INPUT –
···

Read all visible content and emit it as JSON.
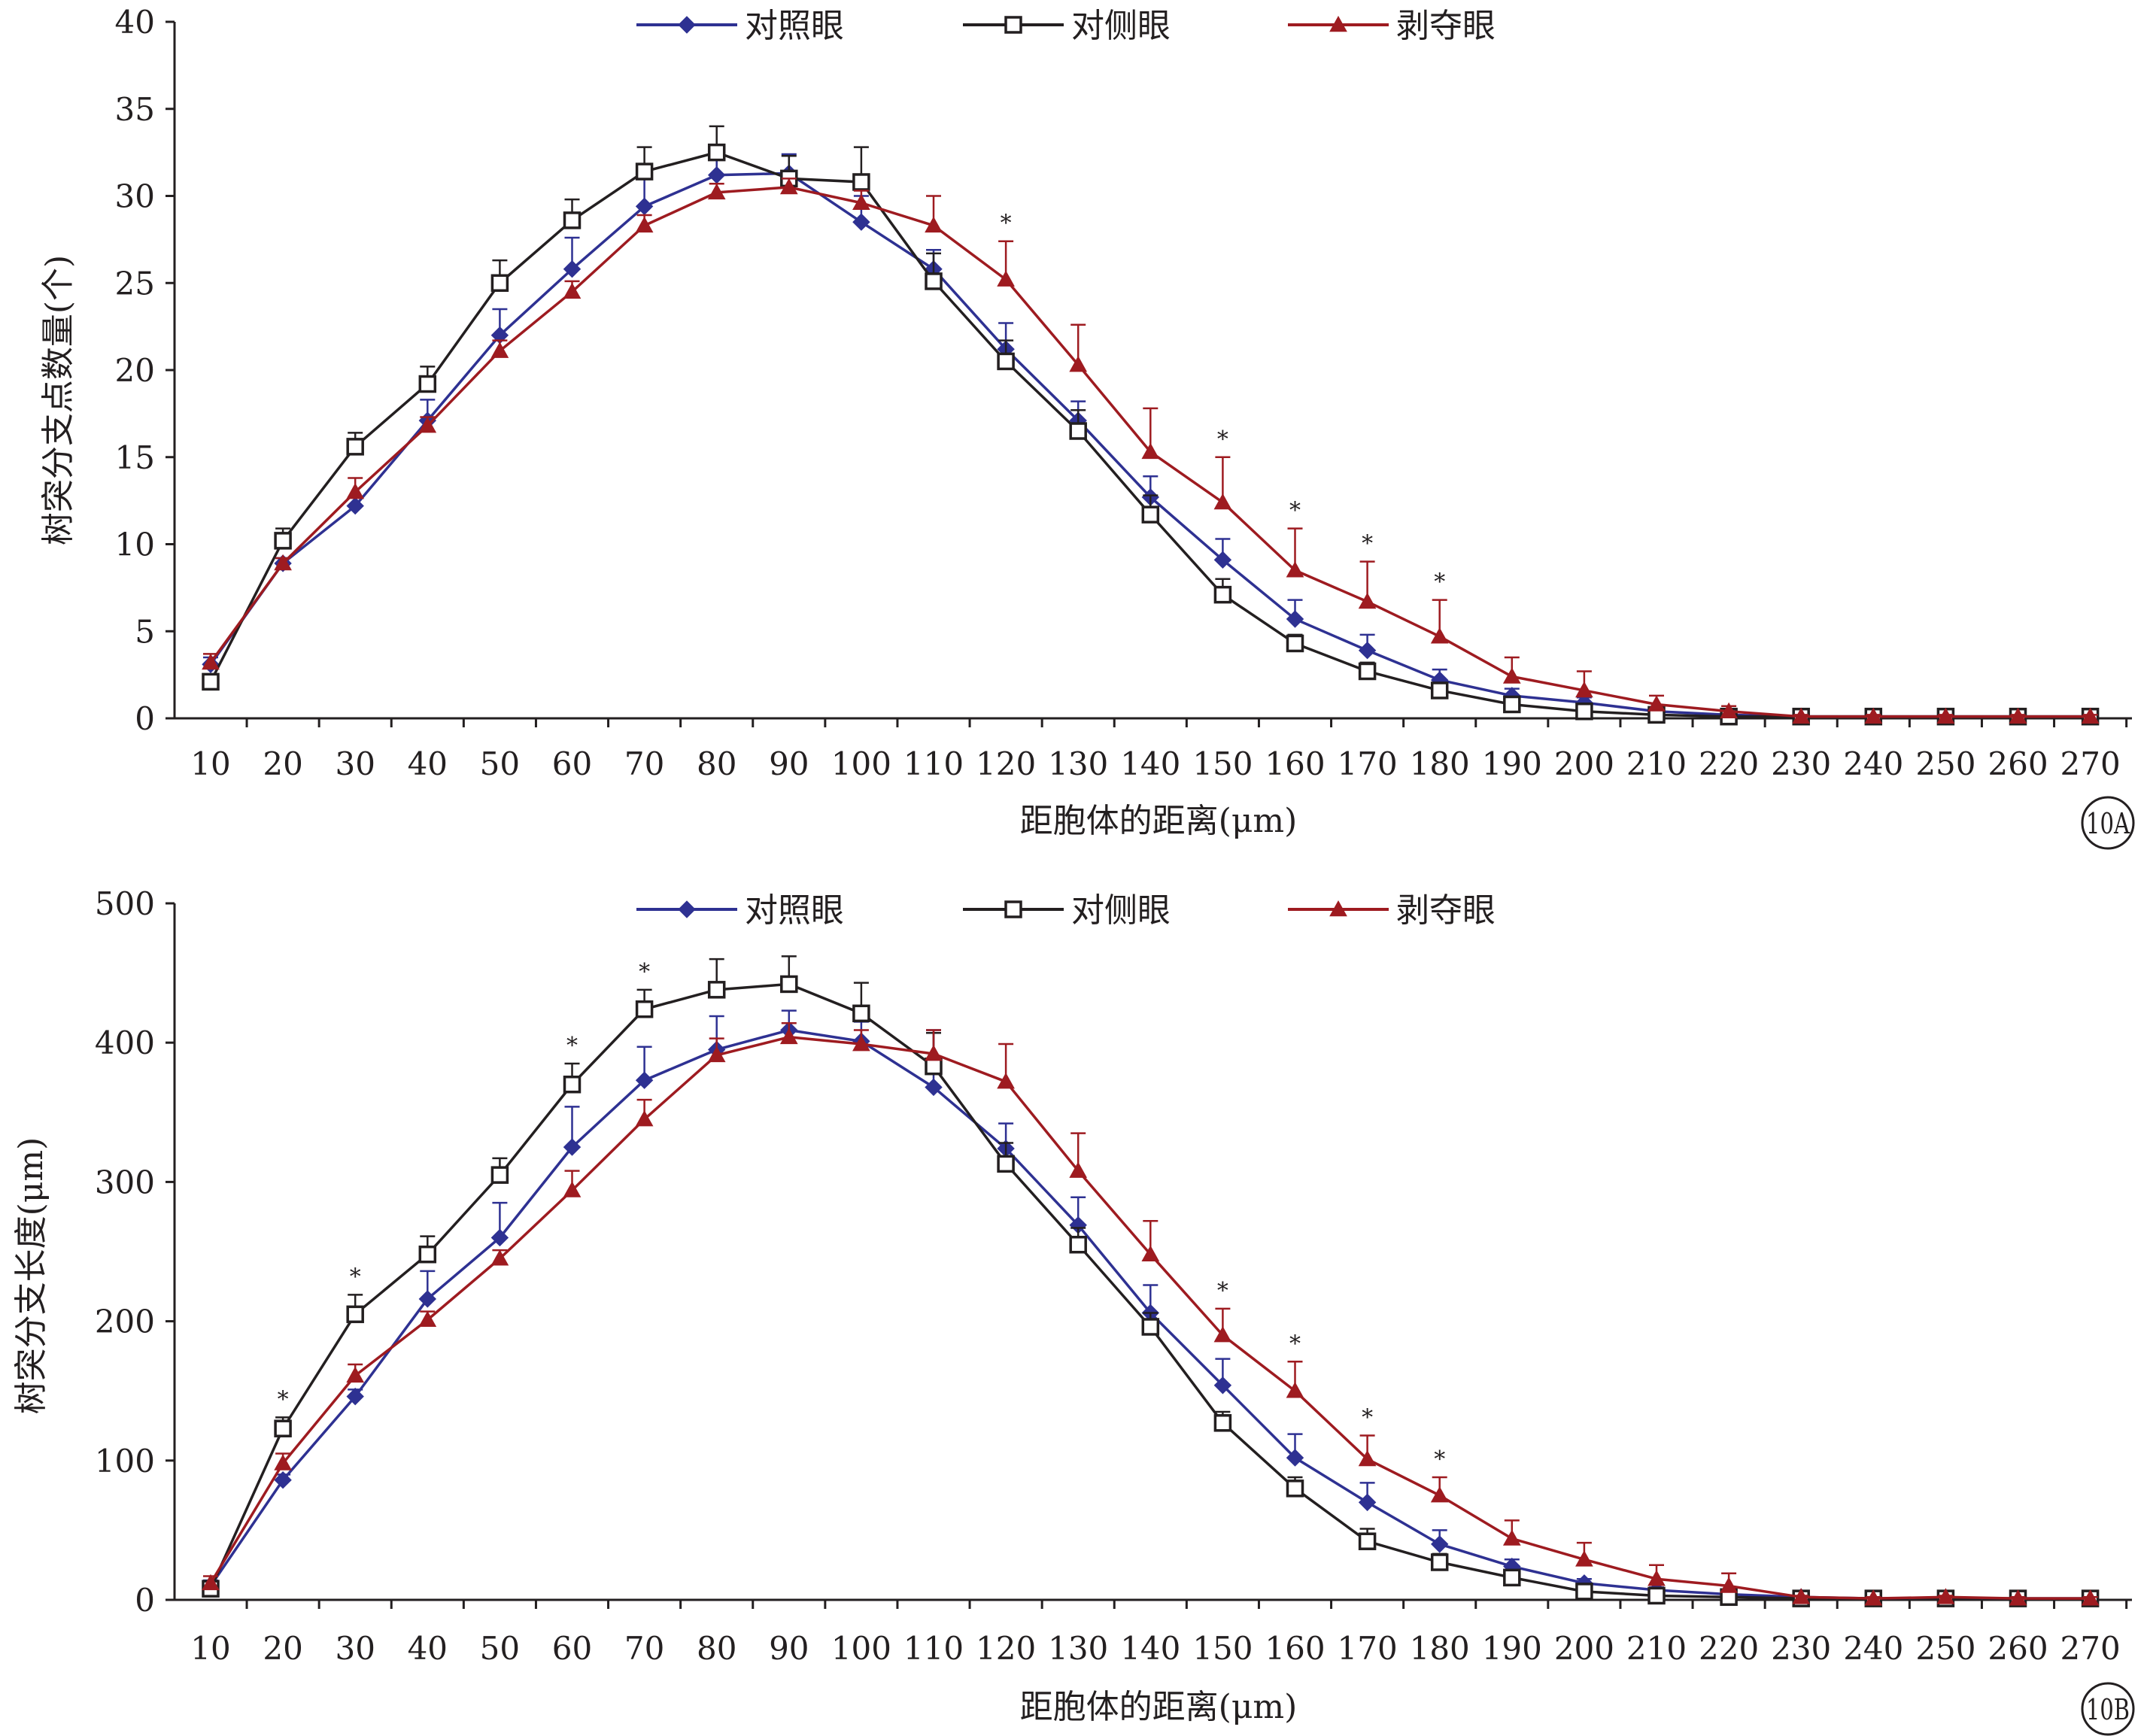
{
  "legend": {
    "control": "对照眼",
    "contralateral": "对侧眼",
    "deprived": "剥夺眼"
  },
  "colors": {
    "control": "#2e3192",
    "contralateral": "#231f20",
    "deprived": "#9e1b20",
    "axis": "#231f20"
  },
  "markers": {
    "control": "diamond",
    "contralateral": "open-square",
    "deprived": "triangle"
  },
  "panels": [
    {
      "tag": "10A",
      "ylabel": "树突分支点数量(个)",
      "xlabel": "距胞体的距离(μm)"
    },
    {
      "tag": "10B",
      "ylabel": "树突分支长度(μm)",
      "xlabel": "距胞体的距离(μm)"
    }
  ],
  "chart_data": [
    {
      "type": "line",
      "panel": "10A",
      "xlabel": "距胞体的距离(μm)",
      "ylabel": "树突分支点数量(个)",
      "categories": [
        10,
        20,
        30,
        40,
        50,
        60,
        70,
        80,
        90,
        100,
        110,
        120,
        130,
        140,
        150,
        160,
        170,
        180,
        190,
        200,
        210,
        220,
        230,
        240,
        250,
        260,
        270
      ],
      "ylim": [
        0,
        40
      ],
      "yticks": [
        0,
        5,
        10,
        15,
        20,
        25,
        30,
        35,
        40
      ],
      "legend_position": "top",
      "grid": false,
      "series": [
        {
          "name": "对照眼",
          "key": "control",
          "values": [
            3.1,
            8.9,
            12.2,
            17.1,
            22.0,
            25.8,
            29.4,
            31.2,
            31.3,
            28.5,
            25.8,
            21.2,
            17.1,
            12.7,
            9.1,
            5.7,
            3.9,
            2.2,
            1.3,
            0.9,
            0.4,
            0.2,
            0.1,
            0.1,
            0.1,
            0.1,
            0.1
          ],
          "errors": [
            0.4,
            0.3,
            0.5,
            1.2,
            1.5,
            1.8,
            1.6,
            1.3,
            1.1,
            1.5,
            1.1,
            1.5,
            1.1,
            1.2,
            1.2,
            1.1,
            0.9,
            0.6,
            0.4,
            0.3,
            0.2,
            0.1,
            0.1,
            0.1,
            0.1,
            0.1,
            0.1
          ]
        },
        {
          "name": "对侧眼",
          "key": "contralateral",
          "values": [
            2.1,
            10.2,
            15.6,
            19.2,
            25.0,
            28.6,
            31.4,
            32.5,
            31.0,
            30.8,
            25.1,
            20.5,
            16.5,
            11.7,
            7.1,
            4.3,
            2.7,
            1.6,
            0.8,
            0.4,
            0.2,
            0.1,
            0.1,
            0.1,
            0.1,
            0.1,
            0.1
          ],
          "errors": [
            0.3,
            0.7,
            0.8,
            1.0,
            1.3,
            1.2,
            1.4,
            1.5,
            1.3,
            2.0,
            1.6,
            1.2,
            1.2,
            1.1,
            0.9,
            0.5,
            0.5,
            0.4,
            0.2,
            0.2,
            0.1,
            0.1,
            0.1,
            0.1,
            0.1,
            0.1,
            0.1
          ]
        },
        {
          "name": "剥夺眼",
          "key": "deprived",
          "values": [
            3.2,
            8.9,
            13.0,
            16.8,
            21.1,
            24.5,
            28.3,
            30.2,
            30.5,
            29.6,
            28.3,
            25.2,
            20.3,
            15.3,
            12.4,
            8.5,
            6.7,
            4.7,
            2.4,
            1.6,
            0.8,
            0.4,
            0.1,
            0.1,
            0.1,
            0.1,
            0.1
          ],
          "errors": [
            0.5,
            0.3,
            0.8,
            0.5,
            0.6,
            0.6,
            0.6,
            0.5,
            0.5,
            0.7,
            1.7,
            2.2,
            2.3,
            2.5,
            2.6,
            2.4,
            2.3,
            2.1,
            1.1,
            1.1,
            0.5,
            0.3,
            0.1,
            0.1,
            0.1,
            0.1,
            0.1
          ]
        }
      ],
      "significance": [
        120,
        150,
        160,
        170,
        180
      ]
    },
    {
      "type": "line",
      "panel": "10B",
      "xlabel": "距胞体的距离(μm)",
      "ylabel": "树突分支长度(μm)",
      "categories": [
        10,
        20,
        30,
        40,
        50,
        60,
        70,
        80,
        90,
        100,
        110,
        120,
        130,
        140,
        150,
        160,
        170,
        180,
        190,
        200,
        210,
        220,
        230,
        240,
        250,
        260,
        270
      ],
      "ylim": [
        0,
        500
      ],
      "yticks": [
        0,
        100,
        200,
        300,
        400,
        500
      ],
      "legend_position": "top",
      "grid": false,
      "series": [
        {
          "name": "对照眼",
          "key": "control",
          "values": [
            10,
            86,
            146,
            216,
            260,
            325,
            373,
            395,
            409,
            401,
            368,
            324,
            269,
            206,
            154,
            102,
            70,
            40,
            24,
            12,
            7,
            4,
            2,
            1,
            1,
            1,
            1
          ],
          "errors": [
            4,
            4,
            5,
            20,
            25,
            29,
            24,
            24,
            14,
            14,
            41,
            18,
            20,
            20,
            19,
            17,
            14,
            10,
            5,
            3,
            2,
            1,
            1,
            1,
            1,
            1,
            1
          ]
        },
        {
          "name": "对侧眼",
          "key": "contralateral",
          "values": [
            8,
            123,
            205,
            248,
            305,
            370,
            424,
            438,
            442,
            421,
            383,
            313,
            255,
            196,
            127,
            80,
            42,
            27,
            16,
            6,
            3,
            2,
            1,
            1,
            1,
            1,
            1
          ],
          "errors": [
            3,
            8,
            14,
            13,
            12,
            15,
            14,
            22,
            20,
            22,
            24,
            15,
            12,
            10,
            8,
            8,
            9,
            6,
            4,
            2,
            1,
            1,
            1,
            1,
            1,
            1,
            1
          ]
        },
        {
          "name": "剥夺眼",
          "key": "deprived",
          "values": [
            12,
            98,
            161,
            201,
            245,
            294,
            345,
            391,
            404,
            399,
            392,
            372,
            308,
            248,
            190,
            150,
            101,
            75,
            44,
            29,
            15,
            10,
            2,
            1,
            2,
            1,
            1
          ],
          "errors": [
            5,
            7,
            8,
            6,
            6,
            14,
            14,
            12,
            10,
            10,
            17,
            27,
            27,
            24,
            19,
            21,
            17,
            13,
            13,
            12,
            10,
            9,
            1,
            1,
            1,
            1,
            1
          ]
        }
      ],
      "significance": [
        20,
        30,
        60,
        70,
        150,
        160,
        170,
        180
      ]
    }
  ]
}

···

WHAT NEEDS TO BE DONE – In the records above, find each line holding "contralateral" and copy it.

RESULT FOR THIS TASK –
    "contralateral": "对侧眼",
    "contralateral": "#231f20",
    "contralateral": "open-square",
          "key": "contralateral",
          "key": "contralateral",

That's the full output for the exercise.